(Extracted data entries)
[start]
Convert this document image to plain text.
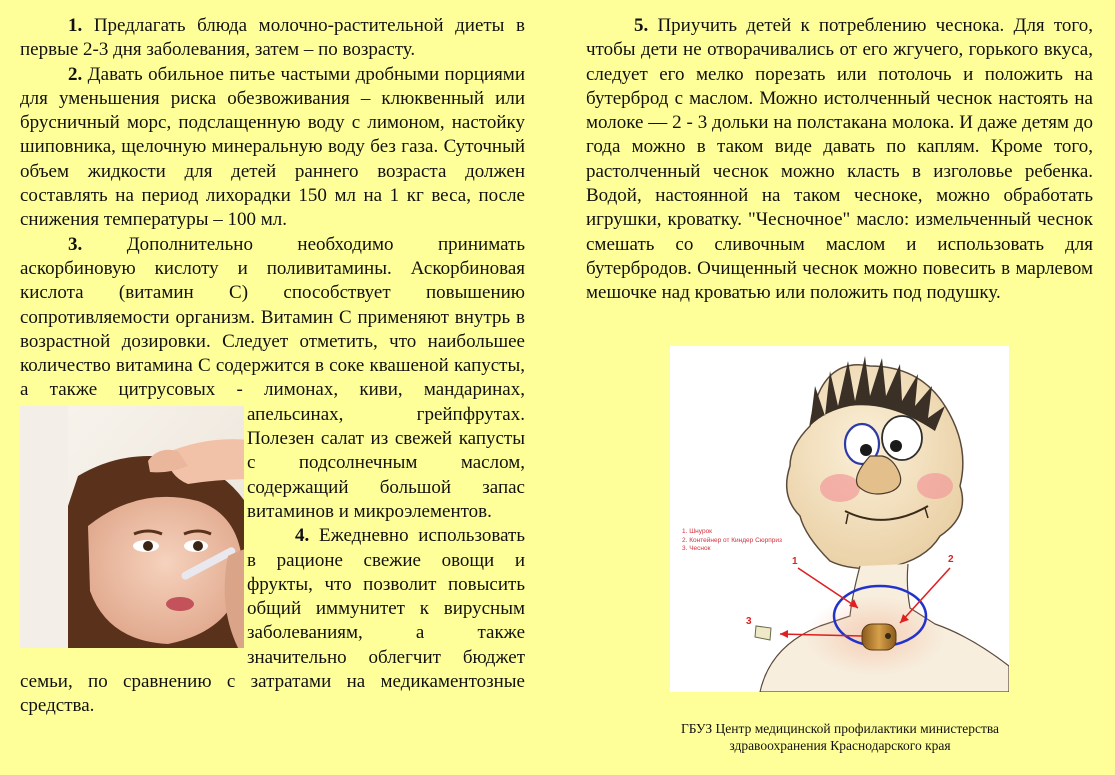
1. Предлагать блюда молочно-растительной диеты в первые 2-3 дня заболевания, затем – по возрасту.

2. Давать обильное питье частыми дробными порциями для уменьшения риска обезвоживания – клюквенный или брусничный морс, подслащенную воду с лимоном, настойку шиповника, щелочную минеральную воду без газа. Суточный объем жидкости для детей раннего возраста должен составлять на период лихорадки 150 мл на 1 кг веса, после снижения температуры – 100 мл.

3. Дополнительно необходимо принимать аскорбиновую кислоту и поливитамины. Аскорбиновая кислота (витамин С) способствует повышению сопротивляемости организм. Витамин С применяют внутрь в возрастной дозировки. Следует отметить, что наибольшее количество витамина С содержится в соке квашеной капусты, а также цитрусовых - лимонах, киви,
мандаринах, апельсинах, грейпфрутах. Полезен салат из свежей капусты с подсолнечным маслом, содержащий большой запас витаминов и микроэлементов.

4. Ежедневно использовать в рационе свежие овощи и фрукты, что позволит повысить общий иммунитет к вирусным заболеваниям, а также значительно облегчит бюджет семьи, по сравнению с затратами на медикаментозные средства.

5. Приучить детей к потреблению чеснока. Для того, чтобы дети не отворачивались от его жгучего, горького вкуса, следует его мелко порезать или потолочь и положить на бутерброд с маслом. Можно истолченный чеснок настоять на молоке — 2 - 3 дольки на полстакана молока. И даже детям до года можно в таком виде давать по каплям. Кроме того, растолченный чеснок можно класть в изголовье ребенка. Водой, настоянной на таком чесноке, можно обработать игрушки, кроватку. "Чесночное" масло: измельченный чеснок смешать со сливочным маслом и использовать для бутербродов. Очищенный чеснок можно повесить в марлевом мешочке над кроватью или положить под подушку.

1. Шнурок
2. Контейнер от Киндер Сюрприз
3. Чеснок
1	2
3
ГБУЗ Центр медицинской профилактики министерства
здравоохранения Краснодарского края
[end]
Set the entries down again exactly. Do not include the images.

RIGHT ANSWER
Convert this document image to plain text.
1. Предлагать блюда молочно-растительной диеты в первые 2-3 дня заболевания, затем – по возрасту.

2. Давать обильное питье частыми дробными порциями для уменьшения риска обезвоживания – клюквенный или брусничный морс, подслащенную воду с лимоном, настойку шиповника, щелочную минеральную воду без газа. Суточный объем жидкости для детей раннего возраста должен составлять на период лихорадки 150 мл на 1 кг веса, после снижения температуры – 100 мл.

3. Дополнительно необходимо принимать аскорбиновую кислоту и поливитамины. Аскорбиновая кислота (витамин С) способствует повышению сопротивляемости организм. Витамин С применяют внутрь в возрастной дозировки. Следует отметить, что наибольшее количество витамина С содержится в соке квашеной капусты, а также цитрусовых - лимонах, киви,
мандаринах, апельсинах, грейпфрутах. Полезен салат из свежей капусты с подсолнечным маслом, содержащий большой запас витаминов и микроэлементов.

4. Ежедневно использовать в рационе свежие овощи и фрукты, что позволит повысить общий иммунитет к вирусным заболеваниям, а также значительно облегчит бюджет семьи, по сравнению с затратами на медикаментозные средства.

5. Приучить детей к потреблению чеснока. Для того, чтобы дети не отворачивались от его жгучего, горького вкуса, следует его мелко порезать или потолочь и положить на бутерброд с маслом. Можно истолченный чеснок настоять на молоке — 2 - 3 дольки на полстакана молока. И даже детям до года можно в таком виде давать по каплям. Кроме того, растолченный чеснок можно класть в изголовье ребенка. Водой, настоянной на таком чесноке, можно обработать игрушки, кроватку. "Чесночное" масло: измельченный чеснок смешать со сливочным маслом и использовать для бутербродов. Очищенный чеснок можно повесить в марлевом мешочке над кроватью или положить под подушку.

1. Шнурок
2. Контейнер от Киндер Сюрприз
3. Чеснок
1	2
3
ГБУЗ Центр медицинской профилактики министерства
здравоохранения Краснодарского края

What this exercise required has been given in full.